What the task asks. Find the string "featuring" in the data, then copy every line where it is found.

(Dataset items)
__________

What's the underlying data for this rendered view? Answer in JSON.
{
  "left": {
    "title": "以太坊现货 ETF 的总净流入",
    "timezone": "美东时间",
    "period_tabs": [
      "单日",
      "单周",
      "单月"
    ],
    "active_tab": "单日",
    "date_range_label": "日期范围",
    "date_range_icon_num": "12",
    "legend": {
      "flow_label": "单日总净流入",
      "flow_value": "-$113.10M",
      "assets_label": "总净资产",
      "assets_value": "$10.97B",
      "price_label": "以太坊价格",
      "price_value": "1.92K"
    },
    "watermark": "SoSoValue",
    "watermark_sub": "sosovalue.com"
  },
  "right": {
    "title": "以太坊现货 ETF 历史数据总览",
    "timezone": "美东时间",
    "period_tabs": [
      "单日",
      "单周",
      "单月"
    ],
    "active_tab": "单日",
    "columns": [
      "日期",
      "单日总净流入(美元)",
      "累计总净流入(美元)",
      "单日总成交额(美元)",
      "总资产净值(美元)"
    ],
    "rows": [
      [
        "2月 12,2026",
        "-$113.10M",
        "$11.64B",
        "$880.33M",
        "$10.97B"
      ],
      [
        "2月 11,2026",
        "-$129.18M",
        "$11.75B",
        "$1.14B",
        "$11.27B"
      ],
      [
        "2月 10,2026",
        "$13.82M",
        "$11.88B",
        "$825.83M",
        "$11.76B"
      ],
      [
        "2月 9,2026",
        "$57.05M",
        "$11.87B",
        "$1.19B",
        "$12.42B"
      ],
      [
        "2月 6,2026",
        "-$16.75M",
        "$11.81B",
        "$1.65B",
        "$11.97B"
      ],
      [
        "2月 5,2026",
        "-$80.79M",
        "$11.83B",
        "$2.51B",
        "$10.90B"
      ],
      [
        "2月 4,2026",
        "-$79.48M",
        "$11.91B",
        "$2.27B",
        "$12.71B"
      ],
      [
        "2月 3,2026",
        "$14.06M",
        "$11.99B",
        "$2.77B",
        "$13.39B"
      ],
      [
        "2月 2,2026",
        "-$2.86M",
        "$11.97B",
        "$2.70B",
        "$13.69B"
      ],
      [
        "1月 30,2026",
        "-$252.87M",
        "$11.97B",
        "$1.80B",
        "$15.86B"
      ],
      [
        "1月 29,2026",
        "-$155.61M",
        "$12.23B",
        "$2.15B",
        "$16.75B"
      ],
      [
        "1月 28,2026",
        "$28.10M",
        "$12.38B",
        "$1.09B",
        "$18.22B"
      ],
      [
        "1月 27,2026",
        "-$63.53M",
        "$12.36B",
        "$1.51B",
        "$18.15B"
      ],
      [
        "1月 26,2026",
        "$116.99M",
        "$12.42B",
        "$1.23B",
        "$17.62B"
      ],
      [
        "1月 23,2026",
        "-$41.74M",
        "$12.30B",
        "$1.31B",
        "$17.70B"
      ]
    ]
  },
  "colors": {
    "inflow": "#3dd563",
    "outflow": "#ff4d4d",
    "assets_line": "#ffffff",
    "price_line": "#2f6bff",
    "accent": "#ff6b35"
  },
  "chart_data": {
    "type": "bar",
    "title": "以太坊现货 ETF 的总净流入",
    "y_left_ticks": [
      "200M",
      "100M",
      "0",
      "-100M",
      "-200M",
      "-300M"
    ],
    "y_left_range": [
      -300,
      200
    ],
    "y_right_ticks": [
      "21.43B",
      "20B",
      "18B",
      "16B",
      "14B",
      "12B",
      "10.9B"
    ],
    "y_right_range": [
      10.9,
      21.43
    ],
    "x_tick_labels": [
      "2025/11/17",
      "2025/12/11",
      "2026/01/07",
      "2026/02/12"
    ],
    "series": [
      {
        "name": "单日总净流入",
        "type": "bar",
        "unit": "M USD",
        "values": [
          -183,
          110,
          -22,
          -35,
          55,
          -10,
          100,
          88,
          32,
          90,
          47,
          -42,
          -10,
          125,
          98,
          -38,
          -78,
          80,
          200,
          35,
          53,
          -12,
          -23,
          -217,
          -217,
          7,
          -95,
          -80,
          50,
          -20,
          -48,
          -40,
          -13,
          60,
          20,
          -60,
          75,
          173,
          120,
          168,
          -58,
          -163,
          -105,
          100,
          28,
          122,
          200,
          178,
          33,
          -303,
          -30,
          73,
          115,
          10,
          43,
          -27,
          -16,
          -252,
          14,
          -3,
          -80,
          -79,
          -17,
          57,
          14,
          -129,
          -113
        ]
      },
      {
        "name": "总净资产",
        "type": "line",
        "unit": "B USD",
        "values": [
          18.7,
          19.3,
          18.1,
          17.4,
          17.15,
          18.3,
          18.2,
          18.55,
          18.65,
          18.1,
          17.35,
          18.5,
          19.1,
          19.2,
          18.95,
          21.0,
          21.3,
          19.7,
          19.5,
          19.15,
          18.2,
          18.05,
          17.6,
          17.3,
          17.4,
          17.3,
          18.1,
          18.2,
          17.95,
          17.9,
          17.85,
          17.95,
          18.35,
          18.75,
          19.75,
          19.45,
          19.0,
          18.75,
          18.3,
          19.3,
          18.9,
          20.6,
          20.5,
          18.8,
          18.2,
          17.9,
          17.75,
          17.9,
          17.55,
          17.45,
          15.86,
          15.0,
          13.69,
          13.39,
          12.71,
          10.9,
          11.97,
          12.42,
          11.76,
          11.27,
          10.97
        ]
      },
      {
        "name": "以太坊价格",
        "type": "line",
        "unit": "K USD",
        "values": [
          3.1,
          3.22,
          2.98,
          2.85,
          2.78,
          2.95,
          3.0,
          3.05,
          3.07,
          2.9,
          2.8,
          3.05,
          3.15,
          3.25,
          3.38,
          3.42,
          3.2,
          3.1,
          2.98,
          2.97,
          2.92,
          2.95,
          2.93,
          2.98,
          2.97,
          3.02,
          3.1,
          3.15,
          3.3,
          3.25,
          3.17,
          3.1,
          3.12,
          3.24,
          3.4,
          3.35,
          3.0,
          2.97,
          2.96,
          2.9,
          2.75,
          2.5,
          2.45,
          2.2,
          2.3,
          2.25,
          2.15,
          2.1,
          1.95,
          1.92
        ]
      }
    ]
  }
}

__________

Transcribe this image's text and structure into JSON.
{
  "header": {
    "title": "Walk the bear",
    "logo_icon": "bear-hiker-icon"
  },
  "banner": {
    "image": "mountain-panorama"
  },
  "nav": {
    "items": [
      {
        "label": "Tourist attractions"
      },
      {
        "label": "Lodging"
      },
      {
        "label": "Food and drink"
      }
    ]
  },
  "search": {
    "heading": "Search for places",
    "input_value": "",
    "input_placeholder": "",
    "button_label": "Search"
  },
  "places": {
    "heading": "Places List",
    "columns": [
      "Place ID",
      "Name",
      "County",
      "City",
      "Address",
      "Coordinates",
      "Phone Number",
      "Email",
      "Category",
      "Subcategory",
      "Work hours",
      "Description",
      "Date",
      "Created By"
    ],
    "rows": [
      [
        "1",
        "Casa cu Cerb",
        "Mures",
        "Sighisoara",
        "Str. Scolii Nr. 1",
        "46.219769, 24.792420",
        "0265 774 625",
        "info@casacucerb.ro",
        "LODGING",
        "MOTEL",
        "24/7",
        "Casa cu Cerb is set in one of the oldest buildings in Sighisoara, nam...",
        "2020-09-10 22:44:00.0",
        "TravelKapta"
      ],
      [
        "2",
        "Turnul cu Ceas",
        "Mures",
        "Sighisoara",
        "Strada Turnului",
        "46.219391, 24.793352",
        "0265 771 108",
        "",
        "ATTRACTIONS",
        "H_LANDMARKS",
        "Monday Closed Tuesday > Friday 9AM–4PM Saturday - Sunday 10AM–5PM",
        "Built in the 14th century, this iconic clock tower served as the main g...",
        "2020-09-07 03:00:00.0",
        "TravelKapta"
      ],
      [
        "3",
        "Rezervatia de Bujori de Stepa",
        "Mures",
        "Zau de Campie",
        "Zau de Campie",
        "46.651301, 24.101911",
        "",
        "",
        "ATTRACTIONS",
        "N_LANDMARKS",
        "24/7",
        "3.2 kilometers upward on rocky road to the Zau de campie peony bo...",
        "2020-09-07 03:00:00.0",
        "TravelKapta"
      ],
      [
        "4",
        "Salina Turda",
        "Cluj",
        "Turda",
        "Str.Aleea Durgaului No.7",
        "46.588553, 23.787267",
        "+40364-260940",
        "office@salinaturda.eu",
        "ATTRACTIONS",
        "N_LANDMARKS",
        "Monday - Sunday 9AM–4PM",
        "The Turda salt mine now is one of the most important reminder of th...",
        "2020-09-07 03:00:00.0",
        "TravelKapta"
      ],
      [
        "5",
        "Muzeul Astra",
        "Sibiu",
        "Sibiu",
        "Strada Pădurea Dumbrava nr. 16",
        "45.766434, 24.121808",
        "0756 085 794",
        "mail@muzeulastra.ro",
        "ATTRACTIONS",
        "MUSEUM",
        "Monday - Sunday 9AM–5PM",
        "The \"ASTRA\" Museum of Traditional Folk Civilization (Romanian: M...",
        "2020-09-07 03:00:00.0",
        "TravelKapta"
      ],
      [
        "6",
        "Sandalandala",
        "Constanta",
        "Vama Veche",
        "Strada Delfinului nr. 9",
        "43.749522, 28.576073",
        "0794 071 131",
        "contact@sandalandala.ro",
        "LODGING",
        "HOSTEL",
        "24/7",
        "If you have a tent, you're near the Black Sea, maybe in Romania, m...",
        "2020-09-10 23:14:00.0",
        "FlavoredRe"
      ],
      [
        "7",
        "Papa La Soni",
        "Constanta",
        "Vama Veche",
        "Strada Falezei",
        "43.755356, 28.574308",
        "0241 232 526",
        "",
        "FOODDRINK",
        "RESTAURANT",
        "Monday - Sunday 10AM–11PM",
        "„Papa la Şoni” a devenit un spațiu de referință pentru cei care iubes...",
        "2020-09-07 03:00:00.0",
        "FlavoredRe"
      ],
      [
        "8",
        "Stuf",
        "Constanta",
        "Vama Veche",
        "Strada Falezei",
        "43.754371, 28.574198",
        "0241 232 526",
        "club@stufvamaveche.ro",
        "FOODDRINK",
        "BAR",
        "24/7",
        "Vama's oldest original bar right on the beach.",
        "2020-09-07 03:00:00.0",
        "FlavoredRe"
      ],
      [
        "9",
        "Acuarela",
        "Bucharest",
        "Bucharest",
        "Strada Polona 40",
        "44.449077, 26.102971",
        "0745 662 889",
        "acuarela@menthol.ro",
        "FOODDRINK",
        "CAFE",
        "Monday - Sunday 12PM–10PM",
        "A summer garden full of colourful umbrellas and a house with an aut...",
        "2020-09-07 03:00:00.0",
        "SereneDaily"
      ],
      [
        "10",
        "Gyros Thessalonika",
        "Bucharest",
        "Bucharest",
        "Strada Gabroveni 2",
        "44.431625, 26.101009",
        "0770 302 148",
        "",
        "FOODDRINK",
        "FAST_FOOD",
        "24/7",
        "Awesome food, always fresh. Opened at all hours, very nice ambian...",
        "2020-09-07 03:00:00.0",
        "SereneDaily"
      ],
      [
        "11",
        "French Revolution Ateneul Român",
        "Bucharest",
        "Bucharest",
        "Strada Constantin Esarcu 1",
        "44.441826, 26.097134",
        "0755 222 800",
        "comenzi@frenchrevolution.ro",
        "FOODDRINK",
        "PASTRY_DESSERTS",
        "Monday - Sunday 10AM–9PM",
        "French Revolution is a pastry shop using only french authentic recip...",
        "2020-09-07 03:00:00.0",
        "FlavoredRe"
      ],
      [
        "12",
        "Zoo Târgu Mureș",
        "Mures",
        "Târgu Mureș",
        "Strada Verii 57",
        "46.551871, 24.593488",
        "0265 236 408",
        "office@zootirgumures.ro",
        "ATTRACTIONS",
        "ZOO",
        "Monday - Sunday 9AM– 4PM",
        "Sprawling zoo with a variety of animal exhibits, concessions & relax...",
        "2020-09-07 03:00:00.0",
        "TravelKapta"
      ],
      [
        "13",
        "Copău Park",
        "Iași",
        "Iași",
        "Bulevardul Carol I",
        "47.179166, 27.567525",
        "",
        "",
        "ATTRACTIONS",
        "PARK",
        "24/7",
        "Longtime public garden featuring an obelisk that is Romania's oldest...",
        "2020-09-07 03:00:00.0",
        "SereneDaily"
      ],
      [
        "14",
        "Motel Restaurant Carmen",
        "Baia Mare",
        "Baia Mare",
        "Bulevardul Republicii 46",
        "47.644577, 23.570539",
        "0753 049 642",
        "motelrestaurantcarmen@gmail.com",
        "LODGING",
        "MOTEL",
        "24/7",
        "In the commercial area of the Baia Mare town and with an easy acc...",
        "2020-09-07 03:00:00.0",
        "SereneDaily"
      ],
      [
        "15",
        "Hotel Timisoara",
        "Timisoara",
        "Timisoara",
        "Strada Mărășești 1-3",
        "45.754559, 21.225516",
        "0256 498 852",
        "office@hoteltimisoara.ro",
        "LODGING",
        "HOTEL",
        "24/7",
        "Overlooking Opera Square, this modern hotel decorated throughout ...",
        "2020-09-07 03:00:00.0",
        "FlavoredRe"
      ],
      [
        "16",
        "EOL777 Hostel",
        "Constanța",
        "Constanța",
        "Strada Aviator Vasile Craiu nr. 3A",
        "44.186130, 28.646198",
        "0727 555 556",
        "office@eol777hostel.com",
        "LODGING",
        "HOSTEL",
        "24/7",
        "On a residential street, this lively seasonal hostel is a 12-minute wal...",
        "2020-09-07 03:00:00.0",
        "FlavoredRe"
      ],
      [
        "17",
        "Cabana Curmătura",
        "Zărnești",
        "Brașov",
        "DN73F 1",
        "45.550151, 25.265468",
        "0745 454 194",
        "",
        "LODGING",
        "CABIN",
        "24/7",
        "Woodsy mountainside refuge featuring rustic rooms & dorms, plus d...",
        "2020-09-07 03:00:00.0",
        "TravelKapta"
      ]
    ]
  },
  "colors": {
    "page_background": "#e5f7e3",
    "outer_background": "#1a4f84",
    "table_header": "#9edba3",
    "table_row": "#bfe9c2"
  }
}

__________

Answer for this exercise.
        "Longtime public garden featuring an obelisk that is Romania's oldest...",
        "Woodsy mountainside refuge featuring rustic rooms & dorms, plus d...",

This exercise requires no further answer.